Data entries:
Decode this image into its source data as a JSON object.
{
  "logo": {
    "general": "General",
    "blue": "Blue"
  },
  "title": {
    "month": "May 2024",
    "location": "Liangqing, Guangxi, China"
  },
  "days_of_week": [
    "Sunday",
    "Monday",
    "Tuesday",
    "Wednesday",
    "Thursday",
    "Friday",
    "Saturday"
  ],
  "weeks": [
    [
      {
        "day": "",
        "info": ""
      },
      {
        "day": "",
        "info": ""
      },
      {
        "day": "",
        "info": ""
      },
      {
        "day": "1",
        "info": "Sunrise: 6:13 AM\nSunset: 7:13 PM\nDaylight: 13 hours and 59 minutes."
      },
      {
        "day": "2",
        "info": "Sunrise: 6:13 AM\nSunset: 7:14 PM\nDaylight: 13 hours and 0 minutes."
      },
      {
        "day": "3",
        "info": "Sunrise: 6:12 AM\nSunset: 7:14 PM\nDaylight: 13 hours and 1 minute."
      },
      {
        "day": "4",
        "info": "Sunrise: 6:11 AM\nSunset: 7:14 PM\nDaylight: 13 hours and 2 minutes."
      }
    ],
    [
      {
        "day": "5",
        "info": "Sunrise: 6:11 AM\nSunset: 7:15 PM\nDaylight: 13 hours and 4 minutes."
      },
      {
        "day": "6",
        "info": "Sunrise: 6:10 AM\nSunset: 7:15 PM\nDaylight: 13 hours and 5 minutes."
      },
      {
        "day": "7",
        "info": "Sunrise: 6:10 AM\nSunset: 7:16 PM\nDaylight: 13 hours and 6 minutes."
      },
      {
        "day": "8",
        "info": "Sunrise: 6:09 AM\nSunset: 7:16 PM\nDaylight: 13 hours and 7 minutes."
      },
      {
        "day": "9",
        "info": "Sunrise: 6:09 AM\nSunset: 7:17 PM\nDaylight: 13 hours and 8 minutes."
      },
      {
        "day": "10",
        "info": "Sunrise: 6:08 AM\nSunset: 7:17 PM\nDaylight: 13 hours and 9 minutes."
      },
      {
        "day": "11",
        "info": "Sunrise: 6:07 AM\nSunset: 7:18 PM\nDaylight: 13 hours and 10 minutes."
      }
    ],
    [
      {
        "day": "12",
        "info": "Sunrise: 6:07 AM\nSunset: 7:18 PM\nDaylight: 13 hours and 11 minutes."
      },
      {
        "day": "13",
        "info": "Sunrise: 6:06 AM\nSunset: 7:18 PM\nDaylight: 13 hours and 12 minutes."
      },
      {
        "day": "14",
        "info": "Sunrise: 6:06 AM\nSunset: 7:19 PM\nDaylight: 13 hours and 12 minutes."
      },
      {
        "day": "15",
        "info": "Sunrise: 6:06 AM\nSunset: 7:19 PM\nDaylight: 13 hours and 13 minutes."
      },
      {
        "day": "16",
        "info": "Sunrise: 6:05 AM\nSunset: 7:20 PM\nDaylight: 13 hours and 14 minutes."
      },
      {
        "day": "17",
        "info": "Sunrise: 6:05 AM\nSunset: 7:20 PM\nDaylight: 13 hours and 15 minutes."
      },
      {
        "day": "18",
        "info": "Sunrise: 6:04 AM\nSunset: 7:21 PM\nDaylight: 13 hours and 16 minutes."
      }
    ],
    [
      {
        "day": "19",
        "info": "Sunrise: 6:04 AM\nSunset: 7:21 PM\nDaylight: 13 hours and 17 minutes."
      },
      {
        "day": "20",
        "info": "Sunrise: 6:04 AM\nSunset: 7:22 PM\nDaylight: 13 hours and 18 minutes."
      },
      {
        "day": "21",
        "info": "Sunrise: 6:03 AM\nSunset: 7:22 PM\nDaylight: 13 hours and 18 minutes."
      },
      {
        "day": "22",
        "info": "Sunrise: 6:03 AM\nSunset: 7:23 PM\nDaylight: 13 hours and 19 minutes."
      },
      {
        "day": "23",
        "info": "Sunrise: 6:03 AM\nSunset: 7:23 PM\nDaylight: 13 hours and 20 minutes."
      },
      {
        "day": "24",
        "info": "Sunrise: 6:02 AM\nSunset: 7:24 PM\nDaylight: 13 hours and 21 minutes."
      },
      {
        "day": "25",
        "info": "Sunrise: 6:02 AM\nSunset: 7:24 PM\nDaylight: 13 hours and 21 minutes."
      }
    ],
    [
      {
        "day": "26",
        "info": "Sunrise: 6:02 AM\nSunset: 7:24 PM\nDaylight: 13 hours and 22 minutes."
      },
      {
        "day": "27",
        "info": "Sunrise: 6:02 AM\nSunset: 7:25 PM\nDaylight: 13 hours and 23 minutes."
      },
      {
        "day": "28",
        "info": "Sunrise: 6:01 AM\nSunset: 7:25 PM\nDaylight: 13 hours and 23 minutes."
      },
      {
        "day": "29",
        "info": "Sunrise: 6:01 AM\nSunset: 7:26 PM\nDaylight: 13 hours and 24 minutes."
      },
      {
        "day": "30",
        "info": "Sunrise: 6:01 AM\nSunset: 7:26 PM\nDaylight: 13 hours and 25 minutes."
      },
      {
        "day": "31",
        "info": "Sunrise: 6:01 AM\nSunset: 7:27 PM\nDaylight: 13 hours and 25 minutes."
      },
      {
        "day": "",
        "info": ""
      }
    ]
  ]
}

> _Set exercise_: Send back all of the entries exactly, with nothing missing.

> _Output of the task_:
Decode this image into its source data as a JSON object.
{
  "logo": {
    "general": "General",
    "blue": "Blue"
  },
  "title": {
    "month": "May 2024",
    "location": "Liangqing, Guangxi, China"
  },
  "days_of_week": [
    "Sunday",
    "Monday",
    "Tuesday",
    "Wednesday",
    "Thursday",
    "Friday",
    "Saturday"
  ],
  "weeks": [
    [
      {
        "day": "",
        "info": ""
      },
      {
        "day": "",
        "info": ""
      },
      {
        "day": "",
        "info": ""
      },
      {
        "day": "1",
        "info": "Sunrise: 6:13 AM\nSunset: 7:13 PM\nDaylight: 13 hours and 59 minutes."
      },
      {
        "day": "2",
        "info": "Sunrise: 6:13 AM\nSunset: 7:14 PM\nDaylight: 13 hours and 0 minutes."
      },
      {
        "day": "3",
        "info": "Sunrise: 6:12 AM\nSunset: 7:14 PM\nDaylight: 13 hours and 1 minute."
      },
      {
        "day": "4",
        "info": "Sunrise: 6:11 AM\nSunset: 7:14 PM\nDaylight: 13 hours and 2 minutes."
      }
    ],
    [
      {
        "day": "5",
        "info": "Sunrise: 6:11 AM\nSunset: 7:15 PM\nDaylight: 13 hours and 4 minutes."
      },
      {
        "day": "6",
        "info": "Sunrise: 6:10 AM\nSunset: 7:15 PM\nDaylight: 13 hours and 5 minutes."
      },
      {
        "day": "7",
        "info": "Sunrise: 6:10 AM\nSunset: 7:16 PM\nDaylight: 13 hours and 6 minutes."
      },
      {
        "day": "8",
        "info": "Sunrise: 6:09 AM\nSunset: 7:16 PM\nDaylight: 13 hours and 7 minutes."
      },
      {
        "day": "9",
        "info": "Sunrise: 6:09 AM\nSunset: 7:17 PM\nDaylight: 13 hours and 8 minutes."
      },
      {
        "day": "10",
        "info": "Sunrise: 6:08 AM\nSunset: 7:17 PM\nDaylight: 13 hours and 9 minutes."
      },
      {
        "day": "11",
        "info": "Sunrise: 6:07 AM\nSunset: 7:18 PM\nDaylight: 13 hours and 10 minutes."
      }
    ],
    [
      {
        "day": "12",
        "info": "Sunrise: 6:07 AM\nSunset: 7:18 PM\nDaylight: 13 hours and 11 minutes."
      },
      {
        "day": "13",
        "info": "Sunrise: 6:06 AM\nSunset: 7:18 PM\nDaylight: 13 hours and 12 minutes."
      },
      {
        "day": "14",
        "info": "Sunrise: 6:06 AM\nSunset: 7:19 PM\nDaylight: 13 hours and 12 minutes."
      },
      {
        "day": "15",
        "info": "Sunrise: 6:06 AM\nSunset: 7:19 PM\nDaylight: 13 hours and 13 minutes."
      },
      {
        "day": "16",
        "info": "Sunrise: 6:05 AM\nSunset: 7:20 PM\nDaylight: 13 hours and 14 minutes."
      },
      {
        "day": "17",
        "info": "Sunrise: 6:05 AM\nSunset: 7:20 PM\nDaylight: 13 hours and 15 minutes."
      },
      {
        "day": "18",
        "info": "Sunrise: 6:04 AM\nSunset: 7:21 PM\nDaylight: 13 hours and 16 minutes."
      }
    ],
    [
      {
        "day": "19",
        "info": "Sunrise: 6:04 AM\nSunset: 7:21 PM\nDaylight: 13 hours and 17 minutes."
      },
      {
        "day": "20",
        "info": "Sunrise: 6:04 AM\nSunset: 7:22 PM\nDaylight: 13 hours and 18 minutes."
      },
      {
        "day": "21",
        "info": "Sunrise: 6:03 AM\nSunset: 7:22 PM\nDaylight: 13 hours and 18 minutes."
      },
      {
        "day": "22",
        "info": "Sunrise: 6:03 AM\nSunset: 7:23 PM\nDaylight: 13 hours and 19 minutes."
      },
      {
        "day": "23",
        "info": "Sunrise: 6:03 AM\nSunset: 7:23 PM\nDaylight: 13 hours and 20 minutes."
      },
      {
        "day": "24",
        "info": "Sunrise: 6:02 AM\nSunset: 7:24 PM\nDaylight: 13 hours and 21 minutes."
      },
      {
        "day": "25",
        "info": "Sunrise: 6:02 AM\nSunset: 7:24 PM\nDaylight: 13 hours and 21 minutes."
      }
    ],
    [
      {
        "day": "26",
        "info": "Sunrise: 6:02 AM\nSunset: 7:24 PM\nDaylight: 13 hours and 22 minutes."
      },
      {
        "day": "27",
        "info": "Sunrise: 6:02 AM\nSunset: 7:25 PM\nDaylight: 13 hours and 23 minutes."
      },
      {
        "day": "28",
        "info": "Sunrise: 6:01 AM\nSunset: 7:25 PM\nDaylight: 13 hours and 23 minutes."
      },
      {
        "day": "29",
        "info": "Sunrise: 6:01 AM\nSunset: 7:26 PM\nDaylight: 13 hours and 24 minutes."
      },
      {
        "day": "30",
        "info": "Sunrise: 6:01 AM\nSunset: 7:26 PM\nDaylight: 13 hours and 25 minutes."
      },
      {
        "day": "31",
        "info": "Sunrise: 6:01 AM\nSunset: 7:27 PM\nDaylight: 13 hours and 25 minutes."
      },
      {
        "day": "",
        "info": ""
      }
    ]
  ]
}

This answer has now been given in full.